▶ _Given instruction_
Every record should be repeated exactly, except that pictures are left out.
— START Data listing —
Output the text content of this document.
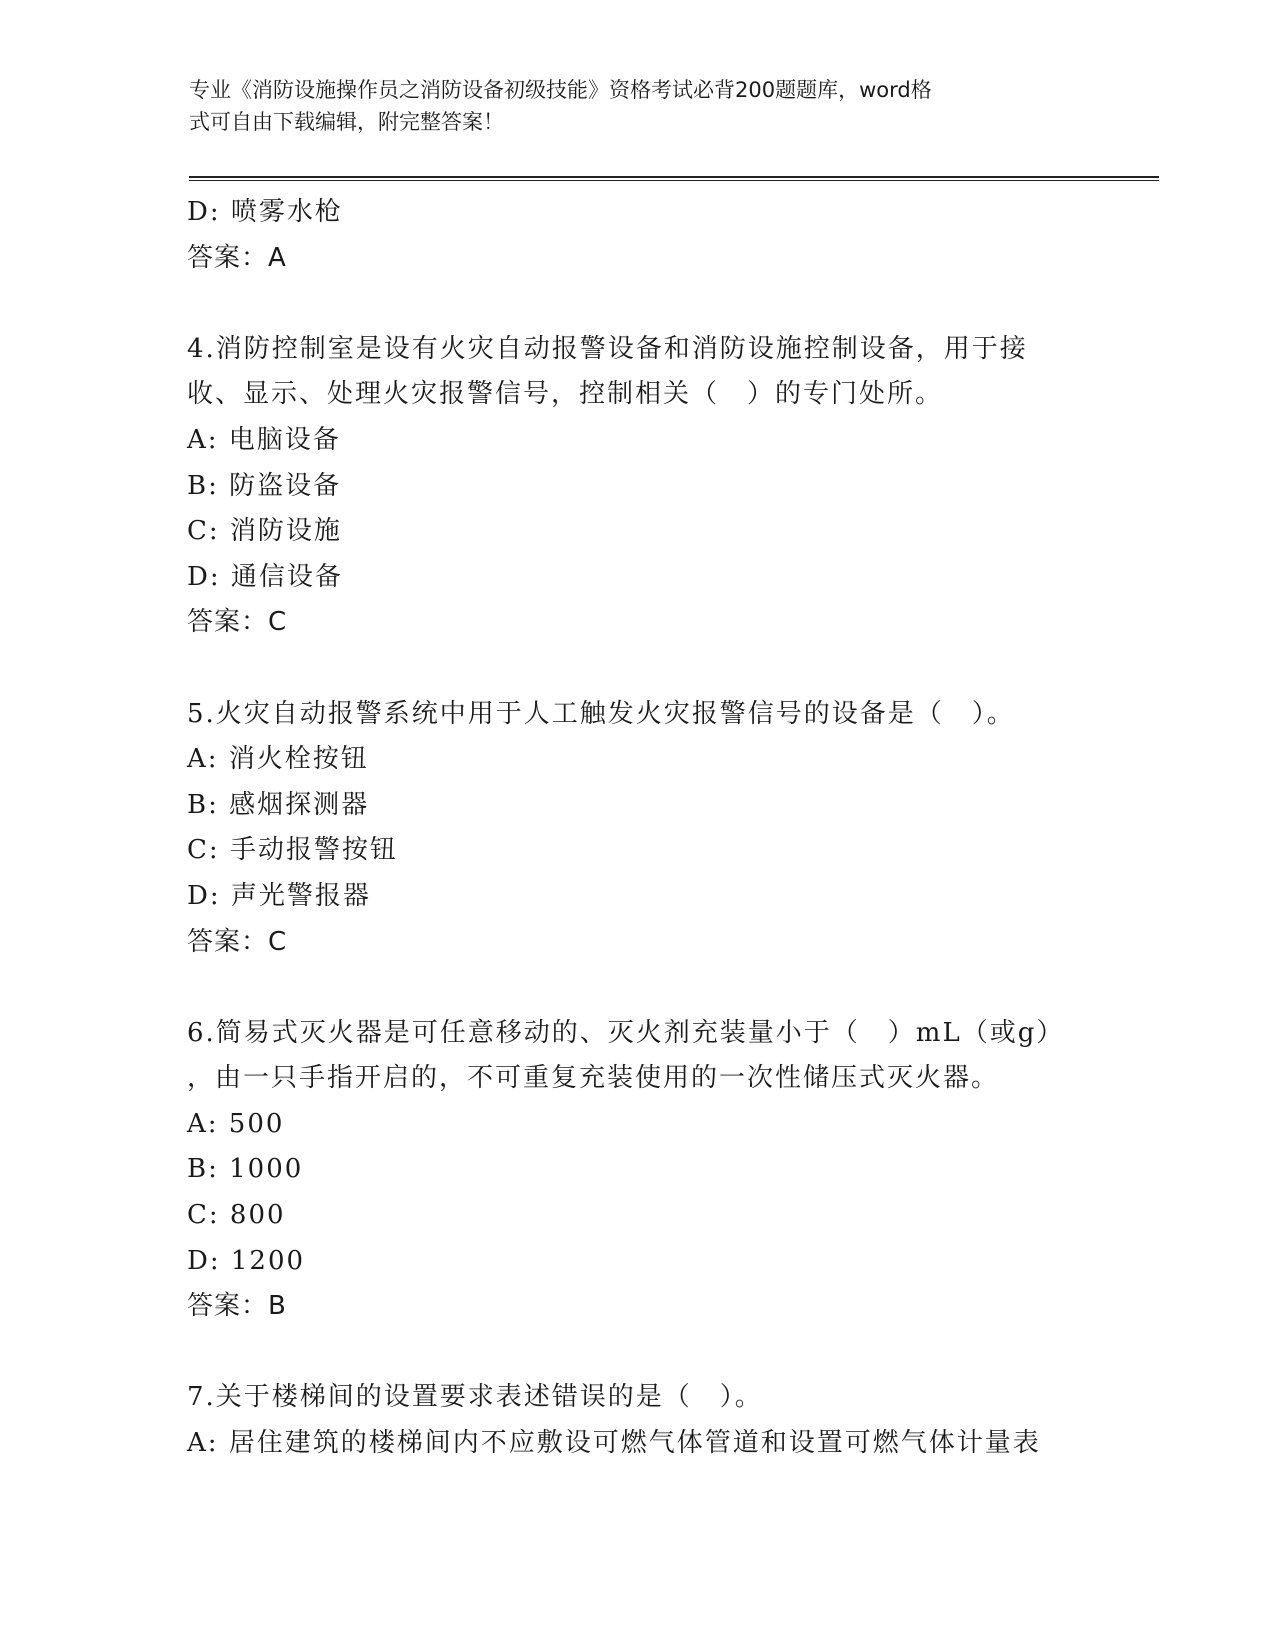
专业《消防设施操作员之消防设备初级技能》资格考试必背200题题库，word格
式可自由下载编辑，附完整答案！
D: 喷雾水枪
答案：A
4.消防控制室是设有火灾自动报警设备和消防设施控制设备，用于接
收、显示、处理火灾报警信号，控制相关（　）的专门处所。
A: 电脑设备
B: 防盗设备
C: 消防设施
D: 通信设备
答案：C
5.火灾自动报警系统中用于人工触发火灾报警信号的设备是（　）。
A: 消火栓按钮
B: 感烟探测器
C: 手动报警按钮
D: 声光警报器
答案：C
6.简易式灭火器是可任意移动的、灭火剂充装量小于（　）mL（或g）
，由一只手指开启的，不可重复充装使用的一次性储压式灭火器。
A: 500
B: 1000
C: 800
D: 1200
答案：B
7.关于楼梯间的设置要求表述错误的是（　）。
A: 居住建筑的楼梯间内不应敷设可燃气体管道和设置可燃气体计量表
— END Data listing —
▶ _Full answer_
Output the text content of this document.
专业《消防设施操作员之消防设备初级技能》资格考试必背200题题库，word格
式可自由下载编辑，附完整答案！
D: 喷雾水枪
答案：A
4.消防控制室是设有火灾自动报警设备和消防设施控制设备，用于接
收、显示、处理火灾报警信号，控制相关（　）的专门处所。
A: 电脑设备
B: 防盗设备
C: 消防设施
D: 通信设备
答案：C
5.火灾自动报警系统中用于人工触发火灾报警信号的设备是（　）。
A: 消火栓按钮
B: 感烟探测器
C: 手动报警按钮
D: 声光警报器
答案：C
6.简易式灭火器是可任意移动的、灭火剂充装量小于（　）mL（或g）
，由一只手指开启的，不可重复充装使用的一次性储压式灭火器。
A: 500
B: 1000
C: 800
D: 1200
答案：B
7.关于楼梯间的设置要求表述错误的是（　）。
A: 居住建筑的楼梯间内不应敷设可燃气体管道和设置可燃气体计量表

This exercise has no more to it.